▶ **Soal 1**
Tuliskan kembali bagian berita tentang bantuan LPSK mulai dari "Floresa.co – Lembaga" hingga "Nusa Tenggara Timur." tanpa mengubah apa pun.
▶ **Soal 2**
Tolong ringkas paragraf dalam berita tentang bantuan LPSK yang diawali "Kasus yang dialami korban" menjadi satu kalimat yang lebih singkat, dengan tetap memuat fakta utamanya.

▶ **Dokumen**

Floresa.co – Lembaga Perlindungan Saksi dan Korban [LPSK] memutuskan untuk memberikan bantuan kepada korban kasus pemerkosaan yang terjadi tiga tahun lalu di Labuan Bajo, Provinsi Nusa Tenggara Timur.
Bentuk bantuan yang diberikan adalah rehabilitasi psikologis selama enam bulan.
Kasus yang dialami korban terjadi pada Juni 2020 ketika ia berkunjung ke Labuan Bajo. Proses hukum kasus ini kemudian dihentikan oleh polisi setelah menyimpulkan keterangan pelaku.
Siti ‘Ipung’ Sapurah, pengacara korban mengatakan LPSK telah mengirimkan surat resmi kepada korban, terkait pemberitahuan pendampingan tersebut.

▶ **Daftar wilayah dan label**
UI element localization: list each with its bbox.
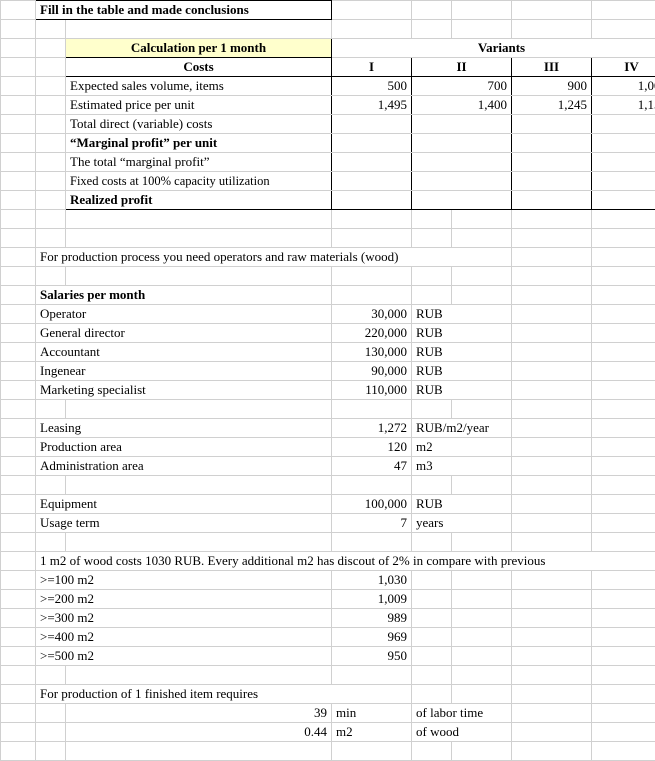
finish-note: For production of 1 finished item requir… bbox=[36, 685, 412, 704]
costs-header: Costs bbox=[66, 58, 332, 77]
table-row: Leasing 1,272 RUB/m2/year bbox=[1, 419, 655, 438]
table-row: Operator 30,000 RUB bbox=[1, 305, 655, 324]
table-row: 0.44 m2 of wood bbox=[1, 723, 655, 742]
table-row: >=400 m2 969 bbox=[1, 628, 655, 647]
table-row: Ingenear 90,000 RUB bbox=[1, 362, 655, 381]
col-IV: IV bbox=[592, 58, 655, 77]
table-row: >=200 m2 1,009 bbox=[1, 590, 655, 609]
table-row: Estimated price per unit 1,495 1,400 1,2… bbox=[1, 96, 655, 115]
table-row: Usage term 7 years bbox=[1, 514, 655, 533]
table-row: Administration area 47 m3 bbox=[1, 457, 655, 476]
table-row: Fixed costs at 100% capacity utilization bbox=[1, 172, 655, 191]
table-row: >=100 m2 1,030 bbox=[1, 571, 655, 590]
table-row: >=300 m2 989 bbox=[1, 609, 655, 628]
variants-header: Variants bbox=[332, 39, 655, 58]
col-II: II bbox=[412, 58, 512, 77]
table-row: >=500 m2 950 bbox=[1, 647, 655, 666]
salaries-header: Salaries per month bbox=[36, 286, 332, 305]
wood-note: 1 m2 of wood costs 1030 RUB. Every addit… bbox=[36, 552, 655, 571]
col-III: III bbox=[512, 58, 592, 77]
title-cell: Fill in the table and made conclusions bbox=[36, 1, 332, 20]
table-row: Realized profit bbox=[1, 191, 655, 210]
table-row: Production area 120 m2 bbox=[1, 438, 655, 457]
spreadsheet: Fill in the table and made conclusions C… bbox=[0, 0, 655, 761]
production-note: For production process you need operator… bbox=[36, 248, 512, 267]
table-row: Expected sales volume, items 500 700 900… bbox=[1, 77, 655, 96]
table-row: Accountant 130,000 RUB bbox=[1, 343, 655, 362]
table-row: Marketing specialist 110,000 RUB bbox=[1, 381, 655, 400]
title-row: Fill in the table and made conclusions bbox=[1, 1, 655, 20]
table-row: The total “marginal profit” bbox=[1, 153, 655, 172]
calc-header: Calculation per 1 month bbox=[66, 39, 332, 58]
table-row: General director 220,000 RUB bbox=[1, 324, 655, 343]
table-row: Total direct (variable) costs bbox=[1, 115, 655, 134]
table-row: “Marginal profit” per unit bbox=[1, 134, 655, 153]
table-row: 39 min of labor time bbox=[1, 704, 655, 723]
col-I: I bbox=[332, 58, 412, 77]
table-row: Equipment 100,000 RUB bbox=[1, 495, 655, 514]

▶ **Jawaban Benar 1**
Floresa.co – Lembaga Perlindungan Saksi dan Korban [LPSK] memutuskan untuk memberikan bantuan kepada korban kasus pemerkosaan yang terjadi tiga tahun lalu di Labuan Bajo, Provinsi Nusa Tenggara Timur.

▶ **Jawaban Benar 2**
Kasus terjadi pada Juni 2020 saat korban berkunjung ke Labuan Bajo, lalu polisi menghentikan proses hukumnya setelah menyimpulkan keterangan pelaku.